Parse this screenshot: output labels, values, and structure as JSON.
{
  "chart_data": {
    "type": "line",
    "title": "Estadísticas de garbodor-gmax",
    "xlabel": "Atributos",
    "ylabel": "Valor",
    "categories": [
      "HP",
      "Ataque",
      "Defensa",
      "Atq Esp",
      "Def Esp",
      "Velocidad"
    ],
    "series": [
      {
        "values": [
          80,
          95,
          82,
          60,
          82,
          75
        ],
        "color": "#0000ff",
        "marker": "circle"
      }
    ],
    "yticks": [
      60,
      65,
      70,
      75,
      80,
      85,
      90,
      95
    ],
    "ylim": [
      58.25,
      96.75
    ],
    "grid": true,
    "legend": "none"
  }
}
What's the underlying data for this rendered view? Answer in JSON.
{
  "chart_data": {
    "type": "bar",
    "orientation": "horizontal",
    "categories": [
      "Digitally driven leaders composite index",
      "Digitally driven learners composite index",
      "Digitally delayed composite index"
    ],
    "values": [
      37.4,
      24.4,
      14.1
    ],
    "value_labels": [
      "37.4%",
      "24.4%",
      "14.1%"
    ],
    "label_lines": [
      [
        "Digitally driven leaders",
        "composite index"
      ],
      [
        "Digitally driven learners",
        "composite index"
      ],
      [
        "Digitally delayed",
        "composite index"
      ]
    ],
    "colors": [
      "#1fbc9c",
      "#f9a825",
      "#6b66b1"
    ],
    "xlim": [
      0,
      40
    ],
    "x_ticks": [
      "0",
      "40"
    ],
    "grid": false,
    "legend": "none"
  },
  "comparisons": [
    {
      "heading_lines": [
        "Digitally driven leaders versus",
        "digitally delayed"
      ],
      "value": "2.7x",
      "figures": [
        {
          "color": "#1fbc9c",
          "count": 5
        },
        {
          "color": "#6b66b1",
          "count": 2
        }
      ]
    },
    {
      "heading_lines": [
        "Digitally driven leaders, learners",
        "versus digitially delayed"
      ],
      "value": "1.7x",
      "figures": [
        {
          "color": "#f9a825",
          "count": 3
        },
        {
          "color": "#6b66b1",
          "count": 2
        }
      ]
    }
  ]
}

++++++++++

Of the lines above, copy each that contains "values".

Parse this screenshot: output labels, values, and structure as JSON.
        "values": [
    "values": [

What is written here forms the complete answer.